Items from a figure collection:
* BEGIN *
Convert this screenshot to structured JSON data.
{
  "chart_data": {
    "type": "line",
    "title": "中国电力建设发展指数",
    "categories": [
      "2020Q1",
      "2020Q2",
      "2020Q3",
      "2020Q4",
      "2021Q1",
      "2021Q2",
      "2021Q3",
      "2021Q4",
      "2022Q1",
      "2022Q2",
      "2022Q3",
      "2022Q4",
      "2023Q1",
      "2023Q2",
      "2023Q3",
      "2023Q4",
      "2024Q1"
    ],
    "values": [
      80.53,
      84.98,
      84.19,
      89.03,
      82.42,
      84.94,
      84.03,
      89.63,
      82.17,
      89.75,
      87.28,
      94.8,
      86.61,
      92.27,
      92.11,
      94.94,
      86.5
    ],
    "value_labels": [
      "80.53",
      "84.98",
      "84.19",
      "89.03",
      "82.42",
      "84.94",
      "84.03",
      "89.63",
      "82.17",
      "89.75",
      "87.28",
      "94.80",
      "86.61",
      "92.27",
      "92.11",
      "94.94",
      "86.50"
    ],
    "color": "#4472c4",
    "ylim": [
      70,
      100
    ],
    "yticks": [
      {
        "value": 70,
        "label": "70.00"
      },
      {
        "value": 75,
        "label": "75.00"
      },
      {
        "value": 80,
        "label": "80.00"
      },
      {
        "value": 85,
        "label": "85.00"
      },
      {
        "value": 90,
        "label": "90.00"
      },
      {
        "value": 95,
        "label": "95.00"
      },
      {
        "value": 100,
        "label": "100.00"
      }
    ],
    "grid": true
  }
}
* END *
**Task prompt**
Quote all of the entries exactly as they appear.

**Task response**
Convert this screenshot to structured JSON data.
{
  "chart_data": {
    "type": "line",
    "title": "中国电力建设发展指数",
    "categories": [
      "2020Q1",
      "2020Q2",
      "2020Q3",
      "2020Q4",
      "2021Q1",
      "2021Q2",
      "2021Q3",
      "2021Q4",
      "2022Q1",
      "2022Q2",
      "2022Q3",
      "2022Q4",
      "2023Q1",
      "2023Q2",
      "2023Q3",
      "2023Q4",
      "2024Q1"
    ],
    "values": [
      80.53,
      84.98,
      84.19,
      89.03,
      82.42,
      84.94,
      84.03,
      89.63,
      82.17,
      89.75,
      87.28,
      94.8,
      86.61,
      92.27,
      92.11,
      94.94,
      86.5
    ],
    "value_labels": [
      "80.53",
      "84.98",
      "84.19",
      "89.03",
      "82.42",
      "84.94",
      "84.03",
      "89.63",
      "82.17",
      "89.75",
      "87.28",
      "94.80",
      "86.61",
      "92.27",
      "92.11",
      "94.94",
      "86.50"
    ],
    "color": "#4472c4",
    "ylim": [
      70,
      100
    ],
    "yticks": [
      {
        "value": 70,
        "label": "70.00"
      },
      {
        "value": 75,
        "label": "75.00"
      },
      {
        "value": 80,
        "label": "80.00"
      },
      {
        "value": 85,
        "label": "85.00"
      },
      {
        "value": 90,
        "label": "90.00"
      },
      {
        "value": 95,
        "label": "95.00"
      },
      {
        "value": 100,
        "label": "100.00"
      }
    ],
    "grid": true
  }
}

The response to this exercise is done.